Scan the records below. List lines holding "values".

::: Extracted material :::

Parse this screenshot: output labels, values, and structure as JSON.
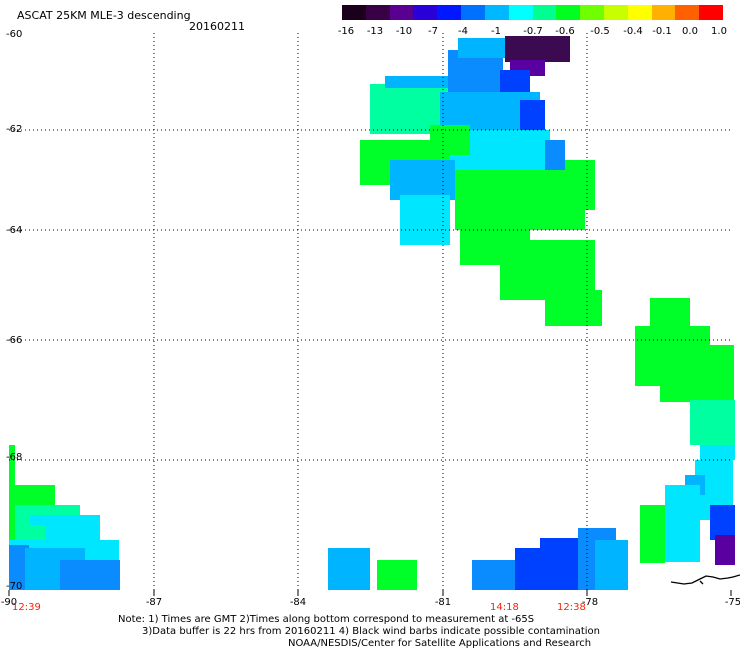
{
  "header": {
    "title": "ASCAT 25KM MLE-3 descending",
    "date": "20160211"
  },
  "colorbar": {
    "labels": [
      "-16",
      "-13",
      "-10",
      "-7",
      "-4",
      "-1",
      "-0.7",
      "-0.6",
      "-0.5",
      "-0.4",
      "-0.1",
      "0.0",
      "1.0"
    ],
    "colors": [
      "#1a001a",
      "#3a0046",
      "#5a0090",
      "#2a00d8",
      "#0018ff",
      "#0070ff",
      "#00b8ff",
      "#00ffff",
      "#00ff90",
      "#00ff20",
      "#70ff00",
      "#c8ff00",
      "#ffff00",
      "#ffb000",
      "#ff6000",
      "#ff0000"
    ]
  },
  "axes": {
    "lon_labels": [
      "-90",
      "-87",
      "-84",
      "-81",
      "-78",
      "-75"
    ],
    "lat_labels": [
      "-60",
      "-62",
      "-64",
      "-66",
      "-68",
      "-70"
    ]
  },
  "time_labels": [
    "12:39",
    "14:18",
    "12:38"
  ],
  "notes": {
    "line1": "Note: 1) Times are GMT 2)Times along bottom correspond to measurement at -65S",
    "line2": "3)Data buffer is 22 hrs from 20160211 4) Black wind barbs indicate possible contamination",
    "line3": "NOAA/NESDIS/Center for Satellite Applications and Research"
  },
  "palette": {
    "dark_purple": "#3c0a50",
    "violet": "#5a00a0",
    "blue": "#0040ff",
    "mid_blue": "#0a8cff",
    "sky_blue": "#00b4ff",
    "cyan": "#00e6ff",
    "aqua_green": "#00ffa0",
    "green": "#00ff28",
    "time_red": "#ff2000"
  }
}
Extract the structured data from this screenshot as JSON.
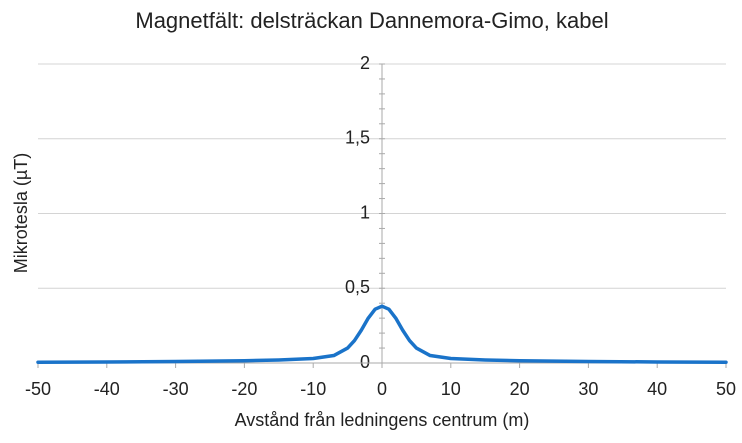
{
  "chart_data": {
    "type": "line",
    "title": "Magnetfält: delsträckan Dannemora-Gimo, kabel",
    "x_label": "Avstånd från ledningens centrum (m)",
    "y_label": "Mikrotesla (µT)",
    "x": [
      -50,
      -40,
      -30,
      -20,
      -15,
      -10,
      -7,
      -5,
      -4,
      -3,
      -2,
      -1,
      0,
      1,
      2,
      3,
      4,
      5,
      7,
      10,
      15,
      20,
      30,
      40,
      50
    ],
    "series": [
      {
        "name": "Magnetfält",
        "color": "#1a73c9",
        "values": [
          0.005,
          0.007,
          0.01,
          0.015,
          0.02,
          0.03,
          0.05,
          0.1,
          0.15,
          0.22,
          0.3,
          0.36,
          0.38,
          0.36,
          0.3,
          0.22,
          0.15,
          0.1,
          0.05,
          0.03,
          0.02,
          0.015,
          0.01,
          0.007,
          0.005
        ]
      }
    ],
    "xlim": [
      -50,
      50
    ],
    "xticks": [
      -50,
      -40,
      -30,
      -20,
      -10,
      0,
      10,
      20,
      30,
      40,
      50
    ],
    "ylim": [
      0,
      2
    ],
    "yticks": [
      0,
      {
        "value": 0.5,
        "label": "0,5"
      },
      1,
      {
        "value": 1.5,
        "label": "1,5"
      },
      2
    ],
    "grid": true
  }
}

:::

• _Solution for this exercise_
Parse this screenshot: output labels, values, and structure as JSON.
        "values": [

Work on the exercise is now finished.